» **Task requirements**:
Keep only those lines of the records that include the string "реактива".

» **Excerpted data**:
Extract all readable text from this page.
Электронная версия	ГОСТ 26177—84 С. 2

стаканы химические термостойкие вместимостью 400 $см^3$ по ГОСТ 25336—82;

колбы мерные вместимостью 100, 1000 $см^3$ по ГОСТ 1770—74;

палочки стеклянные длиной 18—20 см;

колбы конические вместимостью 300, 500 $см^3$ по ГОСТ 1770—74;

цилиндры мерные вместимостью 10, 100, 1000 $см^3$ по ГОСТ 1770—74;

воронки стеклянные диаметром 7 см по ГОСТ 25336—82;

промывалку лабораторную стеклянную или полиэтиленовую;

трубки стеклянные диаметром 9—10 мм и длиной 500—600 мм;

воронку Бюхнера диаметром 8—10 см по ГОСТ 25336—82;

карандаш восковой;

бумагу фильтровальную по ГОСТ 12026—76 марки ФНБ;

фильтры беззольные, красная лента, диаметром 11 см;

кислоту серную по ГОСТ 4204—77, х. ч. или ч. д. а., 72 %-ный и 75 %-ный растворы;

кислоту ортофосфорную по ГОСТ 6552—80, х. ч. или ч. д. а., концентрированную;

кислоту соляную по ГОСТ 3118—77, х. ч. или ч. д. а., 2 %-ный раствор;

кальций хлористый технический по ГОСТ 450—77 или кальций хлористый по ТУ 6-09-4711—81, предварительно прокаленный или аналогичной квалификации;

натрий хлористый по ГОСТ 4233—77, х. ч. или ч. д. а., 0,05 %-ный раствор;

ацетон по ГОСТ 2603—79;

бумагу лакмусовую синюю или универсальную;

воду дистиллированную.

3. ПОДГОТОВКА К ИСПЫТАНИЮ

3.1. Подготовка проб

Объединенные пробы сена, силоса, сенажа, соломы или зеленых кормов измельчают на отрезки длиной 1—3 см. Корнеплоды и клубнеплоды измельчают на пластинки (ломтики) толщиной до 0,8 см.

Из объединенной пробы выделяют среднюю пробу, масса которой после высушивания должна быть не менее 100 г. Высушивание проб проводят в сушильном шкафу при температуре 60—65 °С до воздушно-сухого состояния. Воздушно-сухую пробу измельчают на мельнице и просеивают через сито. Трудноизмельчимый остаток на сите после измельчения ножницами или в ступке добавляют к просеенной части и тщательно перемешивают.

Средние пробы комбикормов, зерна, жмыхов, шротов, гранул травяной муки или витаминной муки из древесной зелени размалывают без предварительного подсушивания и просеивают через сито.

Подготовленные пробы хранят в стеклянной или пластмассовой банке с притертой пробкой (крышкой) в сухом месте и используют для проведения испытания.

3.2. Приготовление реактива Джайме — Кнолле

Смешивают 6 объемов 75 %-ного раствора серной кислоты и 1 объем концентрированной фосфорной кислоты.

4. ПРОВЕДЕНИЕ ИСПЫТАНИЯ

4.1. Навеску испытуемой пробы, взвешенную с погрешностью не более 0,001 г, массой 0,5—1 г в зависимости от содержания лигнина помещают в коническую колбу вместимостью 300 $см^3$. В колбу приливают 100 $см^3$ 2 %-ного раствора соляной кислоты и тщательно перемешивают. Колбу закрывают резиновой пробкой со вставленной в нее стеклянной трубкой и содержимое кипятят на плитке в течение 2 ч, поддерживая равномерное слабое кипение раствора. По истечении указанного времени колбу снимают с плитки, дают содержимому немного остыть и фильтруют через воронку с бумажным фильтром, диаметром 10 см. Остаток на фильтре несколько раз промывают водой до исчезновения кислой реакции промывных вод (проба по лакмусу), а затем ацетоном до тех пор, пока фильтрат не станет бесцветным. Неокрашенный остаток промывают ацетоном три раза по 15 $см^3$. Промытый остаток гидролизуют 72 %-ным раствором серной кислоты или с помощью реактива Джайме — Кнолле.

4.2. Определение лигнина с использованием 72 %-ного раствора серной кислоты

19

» **In response**:
3.2. Приготовление реактива Джайме — Кнолле
4.1. Навеску испытуемой пробы, взвешенную с погрешностью не более 0,001 г, массой 0,5—1 г в зависимости от содержания лигнина помещают в коническую колбу вместимостью 300 $см^3$. В колбу приливают 100 $см^3$ 2 %-ного раствора соляной кислоты и тщательно перемешивают. Колбу закрывают резиновой пробкой со вставленной в нее стеклянной трубкой и содержимое кипятят на плитке в течение 2 ч, поддерживая равномерное слабое кипение раствора. По истечении указанного времени колбу снимают с плитки, дают содержимому немного остыть и фильтруют через воронку с бумажным фильтром, диаметром 10 см. Остаток на фильтре несколько раз промывают водой до исчезновения кислой реакции промывных вод (проба по лакмусу), а затем ацетоном до тех пор, пока фильтрат не станет бесцветным. Неокрашенный остаток промывают ацетоном три раза по 15 $см^3$. Промытый остаток гидролизуют 72 %-ным раствором серной кислоты или с помощью реактива Джайме — Кнолле.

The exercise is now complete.